DATA SECTION.
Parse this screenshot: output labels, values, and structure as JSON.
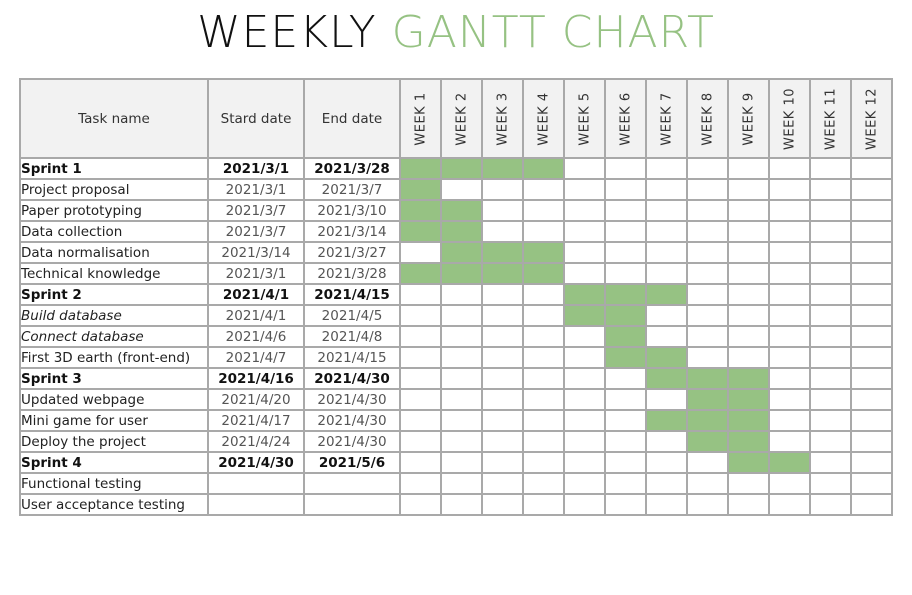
{
  "title": {
    "part1": "WEEKLY",
    "part2": "GANTT CHART"
  },
  "colors": {
    "bar": "#96c283",
    "title_accent": "#96c283",
    "grid": "#a9a9a9",
    "header_bg": "#f2f2f2"
  },
  "headers": {
    "task": "Task name",
    "start": "Stard date",
    "end": "End date"
  },
  "weeks": [
    "WEEK 1",
    "WEEK 2",
    "WEEK 3",
    "WEEK 4",
    "WEEK 5",
    "WEEK 6",
    "WEEK 7",
    "WEEK 8",
    "WEEK 9",
    "WEEK 10",
    "WEEK 11",
    "WEEK 12"
  ],
  "chart_data": {
    "type": "gantt",
    "title": "WEEKLY GANTT CHART",
    "columns": [
      "Task name",
      "Stard date",
      "End date"
    ],
    "tasks": [
      {
        "name": "Sprint 1",
        "start": "2021/3/1",
        "end": "2021/3/28",
        "weeks": [
          1,
          4
        ],
        "sprint": true
      },
      {
        "name": "Project proposal",
        "start": "2021/3/1",
        "end": "2021/3/7",
        "weeks": [
          1,
          1
        ]
      },
      {
        "name": "Paper prototyping",
        "start": "2021/3/7",
        "end": "2021/3/10",
        "weeks": [
          1,
          2
        ]
      },
      {
        "name": "Data collection",
        "start": "2021/3/7",
        "end": "2021/3/14",
        "weeks": [
          1,
          2
        ]
      },
      {
        "name": "Data normalisation",
        "start": "2021/3/14",
        "end": "2021/3/27",
        "weeks": [
          2,
          4
        ]
      },
      {
        "name": "Technical knowledge",
        "start": "2021/3/1",
        "end": "2021/3/28",
        "weeks": [
          1,
          4
        ]
      },
      {
        "name": "Sprint 2",
        "start": "2021/4/1",
        "end": "2021/4/15",
        "weeks": [
          5,
          7
        ],
        "sprint": true
      },
      {
        "name": "Build database",
        "start": "2021/4/1",
        "end": "2021/4/5",
        "weeks": [
          5,
          6
        ],
        "italic": true
      },
      {
        "name": "Connect database",
        "start": "2021/4/6",
        "end": "2021/4/8",
        "weeks": [
          6,
          6
        ],
        "italic": true
      },
      {
        "name": "First 3D earth (front-end)",
        "start": "2021/4/7",
        "end": "2021/4/15",
        "weeks": [
          6,
          7
        ]
      },
      {
        "name": "Sprint 3",
        "start": "2021/4/16",
        "end": "2021/4/30",
        "weeks": [
          7,
          9
        ],
        "sprint": true
      },
      {
        "name": "Updated webpage",
        "start": "2021/4/20",
        "end": "2021/4/30",
        "weeks": [
          8,
          9
        ]
      },
      {
        "name": "Mini game for user",
        "start": "2021/4/17",
        "end": "2021/4/30",
        "weeks": [
          7,
          9
        ]
      },
      {
        "name": "Deploy the project",
        "start": "2021/4/24",
        "end": "2021/4/30",
        "weeks": [
          8,
          9
        ]
      },
      {
        "name": "Sprint 4",
        "start": "2021/4/30",
        "end": "2021/5/6",
        "weeks": [
          9,
          10
        ],
        "sprint": true
      },
      {
        "name": "Functional testing",
        "start": "",
        "end": "",
        "weeks": null
      },
      {
        "name": "User acceptance testing",
        "start": "",
        "end": "",
        "weeks": null
      }
    ]
  }
}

SHORT TASK. Filter out all lines lacking the word "WEEKLY" and copy the rest.

TASK ANSWER.
    "part1": "WEEKLY",
    "title": "WEEKLY GANTT CHART",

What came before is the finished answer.